— Begin Raw data —

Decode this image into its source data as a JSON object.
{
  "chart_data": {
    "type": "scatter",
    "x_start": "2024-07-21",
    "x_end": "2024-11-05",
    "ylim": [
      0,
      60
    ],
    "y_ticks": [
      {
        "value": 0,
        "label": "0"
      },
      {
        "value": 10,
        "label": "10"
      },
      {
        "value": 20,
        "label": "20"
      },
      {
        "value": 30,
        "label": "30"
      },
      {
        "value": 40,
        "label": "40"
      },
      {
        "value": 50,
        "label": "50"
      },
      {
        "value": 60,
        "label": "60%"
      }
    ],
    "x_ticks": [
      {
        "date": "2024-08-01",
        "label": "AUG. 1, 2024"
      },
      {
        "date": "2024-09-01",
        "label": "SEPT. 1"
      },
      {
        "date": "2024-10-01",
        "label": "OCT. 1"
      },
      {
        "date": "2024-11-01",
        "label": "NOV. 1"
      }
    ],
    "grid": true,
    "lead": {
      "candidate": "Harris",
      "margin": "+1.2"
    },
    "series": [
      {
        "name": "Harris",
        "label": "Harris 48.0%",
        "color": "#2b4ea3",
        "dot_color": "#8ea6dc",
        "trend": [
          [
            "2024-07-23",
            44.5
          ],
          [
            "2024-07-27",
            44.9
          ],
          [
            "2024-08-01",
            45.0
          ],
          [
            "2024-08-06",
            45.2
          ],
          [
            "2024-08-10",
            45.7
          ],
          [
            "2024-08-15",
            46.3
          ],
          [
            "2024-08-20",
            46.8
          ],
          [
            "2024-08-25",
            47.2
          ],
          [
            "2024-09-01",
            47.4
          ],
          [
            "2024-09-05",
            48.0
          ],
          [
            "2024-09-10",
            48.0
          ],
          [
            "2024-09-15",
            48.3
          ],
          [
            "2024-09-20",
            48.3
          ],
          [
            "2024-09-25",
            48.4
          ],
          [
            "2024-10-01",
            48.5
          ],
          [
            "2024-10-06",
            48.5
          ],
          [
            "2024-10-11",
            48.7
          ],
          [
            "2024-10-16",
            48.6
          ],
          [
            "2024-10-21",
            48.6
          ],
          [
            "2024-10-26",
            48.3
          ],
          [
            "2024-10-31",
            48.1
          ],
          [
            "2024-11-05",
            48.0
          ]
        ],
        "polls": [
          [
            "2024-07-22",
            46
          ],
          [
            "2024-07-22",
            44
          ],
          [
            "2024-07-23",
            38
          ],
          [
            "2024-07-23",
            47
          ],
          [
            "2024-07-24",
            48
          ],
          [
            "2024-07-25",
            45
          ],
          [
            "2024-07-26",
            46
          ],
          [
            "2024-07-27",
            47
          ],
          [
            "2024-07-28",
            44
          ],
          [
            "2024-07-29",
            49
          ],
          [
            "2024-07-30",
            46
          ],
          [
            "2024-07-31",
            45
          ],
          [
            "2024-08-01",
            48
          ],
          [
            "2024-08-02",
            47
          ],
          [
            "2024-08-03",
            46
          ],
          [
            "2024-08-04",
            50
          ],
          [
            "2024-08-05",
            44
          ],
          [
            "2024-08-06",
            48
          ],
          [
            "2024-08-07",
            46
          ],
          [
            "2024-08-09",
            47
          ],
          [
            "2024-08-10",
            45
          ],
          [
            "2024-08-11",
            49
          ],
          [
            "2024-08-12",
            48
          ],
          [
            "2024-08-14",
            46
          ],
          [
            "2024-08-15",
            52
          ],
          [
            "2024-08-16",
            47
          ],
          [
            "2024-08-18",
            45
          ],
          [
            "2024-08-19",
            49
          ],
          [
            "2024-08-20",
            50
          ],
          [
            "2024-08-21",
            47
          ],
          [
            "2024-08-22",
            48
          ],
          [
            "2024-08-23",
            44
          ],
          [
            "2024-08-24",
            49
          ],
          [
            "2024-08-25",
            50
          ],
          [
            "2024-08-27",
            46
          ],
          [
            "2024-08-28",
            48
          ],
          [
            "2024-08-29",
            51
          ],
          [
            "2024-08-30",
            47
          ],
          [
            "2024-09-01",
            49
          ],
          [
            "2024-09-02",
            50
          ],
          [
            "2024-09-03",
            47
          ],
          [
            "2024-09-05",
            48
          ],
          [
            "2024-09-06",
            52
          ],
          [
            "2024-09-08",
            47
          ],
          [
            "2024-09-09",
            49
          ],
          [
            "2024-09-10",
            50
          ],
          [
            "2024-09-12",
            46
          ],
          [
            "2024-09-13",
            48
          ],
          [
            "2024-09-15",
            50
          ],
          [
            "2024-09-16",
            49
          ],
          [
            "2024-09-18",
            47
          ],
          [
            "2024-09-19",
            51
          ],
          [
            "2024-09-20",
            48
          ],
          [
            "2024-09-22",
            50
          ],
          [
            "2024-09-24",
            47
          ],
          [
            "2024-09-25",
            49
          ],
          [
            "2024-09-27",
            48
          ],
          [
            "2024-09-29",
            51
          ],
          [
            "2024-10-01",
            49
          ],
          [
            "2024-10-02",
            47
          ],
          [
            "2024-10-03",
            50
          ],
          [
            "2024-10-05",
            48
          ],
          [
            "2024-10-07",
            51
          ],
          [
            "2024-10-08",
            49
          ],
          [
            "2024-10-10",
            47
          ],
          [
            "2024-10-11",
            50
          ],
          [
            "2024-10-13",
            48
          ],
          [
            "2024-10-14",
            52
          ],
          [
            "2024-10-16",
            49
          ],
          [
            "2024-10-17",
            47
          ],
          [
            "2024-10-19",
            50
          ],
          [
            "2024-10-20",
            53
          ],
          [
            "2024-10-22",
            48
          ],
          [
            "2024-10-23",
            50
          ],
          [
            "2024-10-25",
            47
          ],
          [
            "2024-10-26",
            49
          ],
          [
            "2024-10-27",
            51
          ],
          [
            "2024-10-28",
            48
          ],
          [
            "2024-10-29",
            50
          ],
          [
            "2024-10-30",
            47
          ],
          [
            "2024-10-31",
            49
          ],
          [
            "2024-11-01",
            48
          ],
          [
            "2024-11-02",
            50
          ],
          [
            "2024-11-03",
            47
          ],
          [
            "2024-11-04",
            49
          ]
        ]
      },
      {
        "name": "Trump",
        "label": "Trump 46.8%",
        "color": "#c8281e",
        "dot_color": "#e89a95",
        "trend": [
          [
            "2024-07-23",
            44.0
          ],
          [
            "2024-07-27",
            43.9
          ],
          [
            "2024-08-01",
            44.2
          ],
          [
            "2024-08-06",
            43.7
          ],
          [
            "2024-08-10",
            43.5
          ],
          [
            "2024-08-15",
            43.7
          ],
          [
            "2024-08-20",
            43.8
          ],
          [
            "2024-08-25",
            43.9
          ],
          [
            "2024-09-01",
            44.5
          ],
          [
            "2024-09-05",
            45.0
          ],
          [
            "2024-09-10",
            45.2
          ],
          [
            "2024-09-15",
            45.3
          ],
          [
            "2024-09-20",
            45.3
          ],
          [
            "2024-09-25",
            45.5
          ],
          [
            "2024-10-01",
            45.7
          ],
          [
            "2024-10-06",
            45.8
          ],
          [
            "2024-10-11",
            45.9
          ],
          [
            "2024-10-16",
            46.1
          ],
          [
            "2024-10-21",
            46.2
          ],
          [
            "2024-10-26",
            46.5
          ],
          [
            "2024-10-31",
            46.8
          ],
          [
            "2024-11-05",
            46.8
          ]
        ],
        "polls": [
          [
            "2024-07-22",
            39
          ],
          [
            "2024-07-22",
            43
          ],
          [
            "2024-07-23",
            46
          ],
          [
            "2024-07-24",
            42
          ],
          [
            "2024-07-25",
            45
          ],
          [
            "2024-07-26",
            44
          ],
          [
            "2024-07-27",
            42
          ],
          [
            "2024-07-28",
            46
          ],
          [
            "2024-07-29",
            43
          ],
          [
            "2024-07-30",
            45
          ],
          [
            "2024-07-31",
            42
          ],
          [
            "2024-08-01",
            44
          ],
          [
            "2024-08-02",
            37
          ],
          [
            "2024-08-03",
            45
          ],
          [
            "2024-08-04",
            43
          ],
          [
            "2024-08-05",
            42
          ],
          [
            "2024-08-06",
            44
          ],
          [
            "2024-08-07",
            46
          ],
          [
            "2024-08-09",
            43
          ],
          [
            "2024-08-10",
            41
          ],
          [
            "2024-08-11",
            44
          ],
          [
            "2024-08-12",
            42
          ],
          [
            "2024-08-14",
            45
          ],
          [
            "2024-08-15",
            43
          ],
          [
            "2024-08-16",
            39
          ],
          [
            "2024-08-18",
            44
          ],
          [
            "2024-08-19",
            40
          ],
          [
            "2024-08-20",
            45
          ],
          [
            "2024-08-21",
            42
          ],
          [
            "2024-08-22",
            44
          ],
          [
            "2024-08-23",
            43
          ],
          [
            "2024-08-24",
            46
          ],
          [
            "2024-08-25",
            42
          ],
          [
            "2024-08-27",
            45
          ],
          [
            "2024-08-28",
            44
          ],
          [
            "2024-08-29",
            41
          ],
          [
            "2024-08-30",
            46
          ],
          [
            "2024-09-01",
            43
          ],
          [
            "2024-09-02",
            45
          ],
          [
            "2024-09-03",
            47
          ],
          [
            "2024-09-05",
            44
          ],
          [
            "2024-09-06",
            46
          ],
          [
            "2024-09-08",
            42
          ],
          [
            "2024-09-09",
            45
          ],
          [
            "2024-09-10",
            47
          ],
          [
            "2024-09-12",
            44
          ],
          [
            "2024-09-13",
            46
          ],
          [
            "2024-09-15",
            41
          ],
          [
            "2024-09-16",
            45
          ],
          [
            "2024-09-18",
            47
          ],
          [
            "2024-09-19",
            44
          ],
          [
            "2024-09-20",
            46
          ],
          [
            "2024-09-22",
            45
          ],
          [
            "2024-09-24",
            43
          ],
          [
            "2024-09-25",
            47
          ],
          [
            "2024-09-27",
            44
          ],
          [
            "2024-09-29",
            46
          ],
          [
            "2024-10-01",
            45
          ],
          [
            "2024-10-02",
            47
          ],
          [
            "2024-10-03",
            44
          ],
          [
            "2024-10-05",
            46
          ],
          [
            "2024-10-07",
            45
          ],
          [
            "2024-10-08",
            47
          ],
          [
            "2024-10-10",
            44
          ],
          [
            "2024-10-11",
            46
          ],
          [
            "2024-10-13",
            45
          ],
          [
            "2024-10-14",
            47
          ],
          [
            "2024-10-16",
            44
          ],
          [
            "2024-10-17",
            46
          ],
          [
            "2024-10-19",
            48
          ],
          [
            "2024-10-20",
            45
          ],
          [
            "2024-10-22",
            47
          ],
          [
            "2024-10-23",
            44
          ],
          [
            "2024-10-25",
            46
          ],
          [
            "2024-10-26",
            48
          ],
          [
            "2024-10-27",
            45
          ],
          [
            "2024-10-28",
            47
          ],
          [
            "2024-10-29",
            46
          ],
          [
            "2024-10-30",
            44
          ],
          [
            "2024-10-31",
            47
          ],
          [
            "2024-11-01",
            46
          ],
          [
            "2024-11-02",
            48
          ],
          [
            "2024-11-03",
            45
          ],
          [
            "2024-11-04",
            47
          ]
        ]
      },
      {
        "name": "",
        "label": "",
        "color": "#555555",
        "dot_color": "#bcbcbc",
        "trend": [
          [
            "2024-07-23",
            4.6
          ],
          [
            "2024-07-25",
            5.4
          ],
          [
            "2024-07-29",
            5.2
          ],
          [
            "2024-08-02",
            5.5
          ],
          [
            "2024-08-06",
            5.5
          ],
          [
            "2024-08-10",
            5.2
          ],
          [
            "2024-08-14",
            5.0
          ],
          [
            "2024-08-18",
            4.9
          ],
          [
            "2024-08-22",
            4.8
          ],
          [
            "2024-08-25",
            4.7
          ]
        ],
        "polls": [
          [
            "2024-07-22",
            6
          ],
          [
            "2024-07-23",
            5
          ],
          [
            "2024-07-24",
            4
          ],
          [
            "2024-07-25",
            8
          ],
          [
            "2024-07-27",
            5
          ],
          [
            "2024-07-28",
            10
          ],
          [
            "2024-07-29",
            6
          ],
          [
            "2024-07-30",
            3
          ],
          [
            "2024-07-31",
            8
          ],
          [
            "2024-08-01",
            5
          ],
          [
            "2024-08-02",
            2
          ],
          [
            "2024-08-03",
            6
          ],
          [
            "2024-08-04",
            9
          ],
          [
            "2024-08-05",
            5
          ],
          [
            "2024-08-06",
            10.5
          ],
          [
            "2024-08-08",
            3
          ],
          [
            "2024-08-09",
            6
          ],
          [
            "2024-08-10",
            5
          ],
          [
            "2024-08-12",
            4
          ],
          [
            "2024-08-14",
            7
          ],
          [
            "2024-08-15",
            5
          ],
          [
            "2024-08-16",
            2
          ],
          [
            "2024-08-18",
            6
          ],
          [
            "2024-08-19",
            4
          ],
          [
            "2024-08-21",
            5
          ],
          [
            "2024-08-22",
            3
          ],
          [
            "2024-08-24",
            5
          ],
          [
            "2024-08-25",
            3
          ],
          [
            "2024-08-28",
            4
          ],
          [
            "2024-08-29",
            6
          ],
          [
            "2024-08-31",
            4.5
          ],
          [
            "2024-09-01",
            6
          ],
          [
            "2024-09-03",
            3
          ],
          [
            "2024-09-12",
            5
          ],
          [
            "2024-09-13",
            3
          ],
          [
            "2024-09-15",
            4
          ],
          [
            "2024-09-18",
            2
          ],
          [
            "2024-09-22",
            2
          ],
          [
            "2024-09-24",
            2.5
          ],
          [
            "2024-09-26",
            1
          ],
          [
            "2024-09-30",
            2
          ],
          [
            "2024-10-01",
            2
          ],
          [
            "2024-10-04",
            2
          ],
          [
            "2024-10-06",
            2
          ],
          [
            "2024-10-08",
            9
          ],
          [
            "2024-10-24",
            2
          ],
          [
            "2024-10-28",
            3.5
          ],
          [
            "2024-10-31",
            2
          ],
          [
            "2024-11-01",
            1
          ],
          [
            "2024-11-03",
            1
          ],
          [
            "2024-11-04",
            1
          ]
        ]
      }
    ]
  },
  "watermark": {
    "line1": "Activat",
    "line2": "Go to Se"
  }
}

— End Raw data —

## Do this
Scan the listing above. Collect all lines with the word "Harris".

## Answer for the task
      "candidate": "Harris",
        "name": "Harris",
        "label": "Harris 48.0%",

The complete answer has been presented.